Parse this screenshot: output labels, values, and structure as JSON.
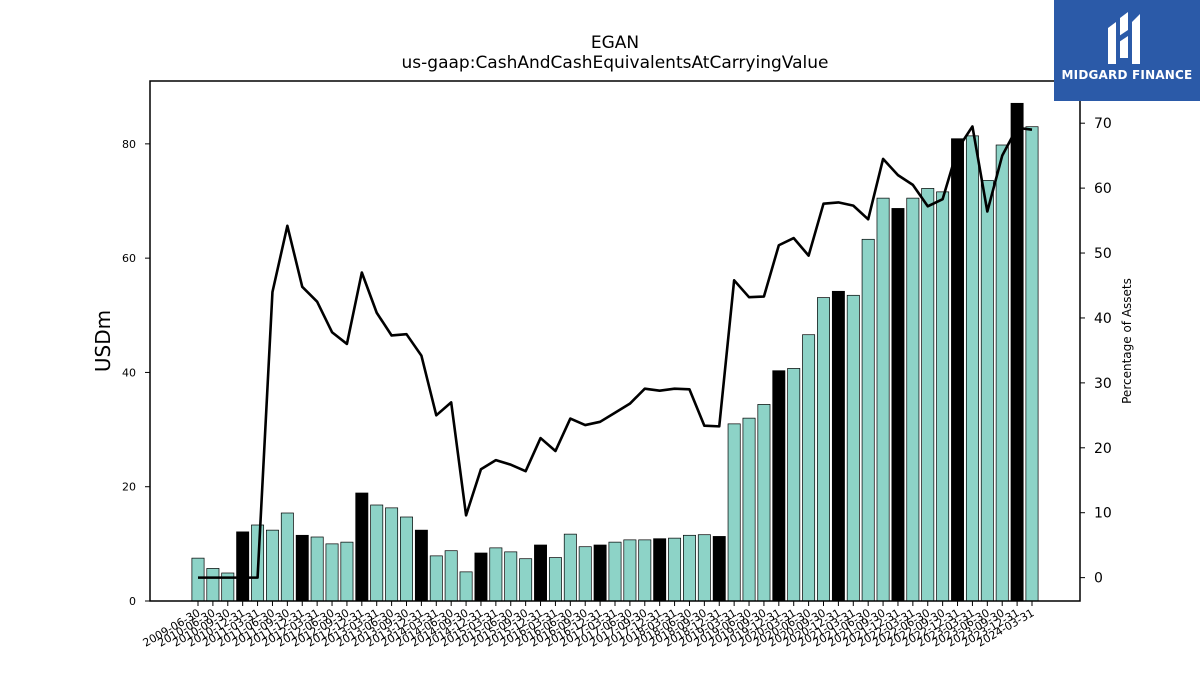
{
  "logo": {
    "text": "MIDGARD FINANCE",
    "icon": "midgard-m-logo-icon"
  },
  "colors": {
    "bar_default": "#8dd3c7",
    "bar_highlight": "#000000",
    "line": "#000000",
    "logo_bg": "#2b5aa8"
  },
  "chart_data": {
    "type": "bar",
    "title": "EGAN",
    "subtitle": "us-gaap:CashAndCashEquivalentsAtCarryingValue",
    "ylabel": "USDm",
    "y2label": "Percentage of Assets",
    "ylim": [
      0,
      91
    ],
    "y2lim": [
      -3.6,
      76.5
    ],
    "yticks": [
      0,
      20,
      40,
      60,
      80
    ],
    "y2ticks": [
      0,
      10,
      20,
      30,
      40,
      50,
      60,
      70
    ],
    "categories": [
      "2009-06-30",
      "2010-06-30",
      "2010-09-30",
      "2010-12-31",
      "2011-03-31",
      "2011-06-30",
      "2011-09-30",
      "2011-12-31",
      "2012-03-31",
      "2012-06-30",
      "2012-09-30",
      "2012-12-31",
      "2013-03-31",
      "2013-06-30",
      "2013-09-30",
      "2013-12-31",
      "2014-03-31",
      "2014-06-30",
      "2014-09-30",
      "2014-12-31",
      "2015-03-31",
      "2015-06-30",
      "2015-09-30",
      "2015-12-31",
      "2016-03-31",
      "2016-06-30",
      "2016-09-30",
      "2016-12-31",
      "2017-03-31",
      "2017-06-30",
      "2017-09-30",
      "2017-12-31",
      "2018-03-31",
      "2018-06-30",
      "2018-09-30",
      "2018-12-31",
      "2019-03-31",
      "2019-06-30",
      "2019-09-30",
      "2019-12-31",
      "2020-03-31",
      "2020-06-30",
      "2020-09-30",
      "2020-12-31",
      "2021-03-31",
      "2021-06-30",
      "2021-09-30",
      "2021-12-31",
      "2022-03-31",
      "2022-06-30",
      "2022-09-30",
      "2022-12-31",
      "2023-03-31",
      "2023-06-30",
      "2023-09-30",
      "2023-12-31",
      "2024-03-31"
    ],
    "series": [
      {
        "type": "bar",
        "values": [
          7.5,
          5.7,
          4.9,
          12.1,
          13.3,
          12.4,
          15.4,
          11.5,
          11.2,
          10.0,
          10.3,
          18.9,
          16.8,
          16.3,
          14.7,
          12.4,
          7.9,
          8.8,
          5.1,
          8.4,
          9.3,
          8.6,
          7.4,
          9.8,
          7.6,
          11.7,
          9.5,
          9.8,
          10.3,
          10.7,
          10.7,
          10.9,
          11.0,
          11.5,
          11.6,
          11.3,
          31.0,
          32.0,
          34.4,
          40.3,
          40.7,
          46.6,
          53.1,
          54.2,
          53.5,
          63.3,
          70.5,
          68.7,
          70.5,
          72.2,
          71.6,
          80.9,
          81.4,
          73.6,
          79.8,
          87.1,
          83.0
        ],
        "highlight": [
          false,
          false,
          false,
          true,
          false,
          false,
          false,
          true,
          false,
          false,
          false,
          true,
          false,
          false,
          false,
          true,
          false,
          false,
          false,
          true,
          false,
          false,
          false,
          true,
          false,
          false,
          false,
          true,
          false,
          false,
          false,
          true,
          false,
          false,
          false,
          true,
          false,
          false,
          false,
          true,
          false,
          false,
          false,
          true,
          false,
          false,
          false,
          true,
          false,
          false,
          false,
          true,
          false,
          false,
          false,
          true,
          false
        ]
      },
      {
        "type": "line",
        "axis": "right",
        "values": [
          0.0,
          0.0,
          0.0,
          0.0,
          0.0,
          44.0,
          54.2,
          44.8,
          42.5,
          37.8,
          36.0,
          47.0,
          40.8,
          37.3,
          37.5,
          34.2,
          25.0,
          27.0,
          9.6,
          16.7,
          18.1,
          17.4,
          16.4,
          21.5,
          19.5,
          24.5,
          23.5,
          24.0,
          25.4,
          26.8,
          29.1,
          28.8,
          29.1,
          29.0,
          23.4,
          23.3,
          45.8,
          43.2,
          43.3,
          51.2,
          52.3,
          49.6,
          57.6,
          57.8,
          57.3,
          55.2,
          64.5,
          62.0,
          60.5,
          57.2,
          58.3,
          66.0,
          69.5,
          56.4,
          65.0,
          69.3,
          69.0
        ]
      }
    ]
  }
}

================

> **What is expected**
Repeat the material verbatim. Do not carry over any picture.

> **Answer to this task**
Parse this screenshot: output labels, values, and structure as JSON.
{
  "logo": {
    "text": "MIDGARD FINANCE",
    "icon": "midgard-m-logo-icon"
  },
  "colors": {
    "bar_default": "#8dd3c7",
    "bar_highlight": "#000000",
    "line": "#000000",
    "logo_bg": "#2b5aa8"
  },
  "chart_data": {
    "type": "bar",
    "title": "EGAN",
    "subtitle": "us-gaap:CashAndCashEquivalentsAtCarryingValue",
    "ylabel": "USDm",
    "y2label": "Percentage of Assets",
    "ylim": [
      0,
      91
    ],
    "y2lim": [
      -3.6,
      76.5
    ],
    "yticks": [
      0,
      20,
      40,
      60,
      80
    ],
    "y2ticks": [
      0,
      10,
      20,
      30,
      40,
      50,
      60,
      70
    ],
    "categories": [
      "2009-06-30",
      "2010-06-30",
      "2010-09-30",
      "2010-12-31",
      "2011-03-31",
      "2011-06-30",
      "2011-09-30",
      "2011-12-31",
      "2012-03-31",
      "2012-06-30",
      "2012-09-30",
      "2012-12-31",
      "2013-03-31",
      "2013-06-30",
      "2013-09-30",
      "2013-12-31",
      "2014-03-31",
      "2014-06-30",
      "2014-09-30",
      "2014-12-31",
      "2015-03-31",
      "2015-06-30",
      "2015-09-30",
      "2015-12-31",
      "2016-03-31",
      "2016-06-30",
      "2016-09-30",
      "2016-12-31",
      "2017-03-31",
      "2017-06-30",
      "2017-09-30",
      "2017-12-31",
      "2018-03-31",
      "2018-06-30",
      "2018-09-30",
      "2018-12-31",
      "2019-03-31",
      "2019-06-30",
      "2019-09-30",
      "2019-12-31",
      "2020-03-31",
      "2020-06-30",
      "2020-09-30",
      "2020-12-31",
      "2021-03-31",
      "2021-06-30",
      "2021-09-30",
      "2021-12-31",
      "2022-03-31",
      "2022-06-30",
      "2022-09-30",
      "2022-12-31",
      "2023-03-31",
      "2023-06-30",
      "2023-09-30",
      "2023-12-31",
      "2024-03-31"
    ],
    "series": [
      {
        "type": "bar",
        "values": [
          7.5,
          5.7,
          4.9,
          12.1,
          13.3,
          12.4,
          15.4,
          11.5,
          11.2,
          10.0,
          10.3,
          18.9,
          16.8,
          16.3,
          14.7,
          12.4,
          7.9,
          8.8,
          5.1,
          8.4,
          9.3,
          8.6,
          7.4,
          9.8,
          7.6,
          11.7,
          9.5,
          9.8,
          10.3,
          10.7,
          10.7,
          10.9,
          11.0,
          11.5,
          11.6,
          11.3,
          31.0,
          32.0,
          34.4,
          40.3,
          40.7,
          46.6,
          53.1,
          54.2,
          53.5,
          63.3,
          70.5,
          68.7,
          70.5,
          72.2,
          71.6,
          80.9,
          81.4,
          73.6,
          79.8,
          87.1,
          83.0
        ],
        "highlight": [
          false,
          false,
          false,
          true,
          false,
          false,
          false,
          true,
          false,
          false,
          false,
          true,
          false,
          false,
          false,
          true,
          false,
          false,
          false,
          true,
          false,
          false,
          false,
          true,
          false,
          false,
          false,
          true,
          false,
          false,
          false,
          true,
          false,
          false,
          false,
          true,
          false,
          false,
          false,
          true,
          false,
          false,
          false,
          true,
          false,
          false,
          false,
          true,
          false,
          false,
          false,
          true,
          false,
          false,
          false,
          true,
          false
        ]
      },
      {
        "type": "line",
        "axis": "right",
        "values": [
          0.0,
          0.0,
          0.0,
          0.0,
          0.0,
          44.0,
          54.2,
          44.8,
          42.5,
          37.8,
          36.0,
          47.0,
          40.8,
          37.3,
          37.5,
          34.2,
          25.0,
          27.0,
          9.6,
          16.7,
          18.1,
          17.4,
          16.4,
          21.5,
          19.5,
          24.5,
          23.5,
          24.0,
          25.4,
          26.8,
          29.1,
          28.8,
          29.1,
          29.0,
          23.4,
          23.3,
          45.8,
          43.2,
          43.3,
          51.2,
          52.3,
          49.6,
          57.6,
          57.8,
          57.3,
          55.2,
          64.5,
          62.0,
          60.5,
          57.2,
          58.3,
          66.0,
          69.5,
          56.4,
          65.0,
          69.3,
          69.0
        ]
      }
    ]
  }
}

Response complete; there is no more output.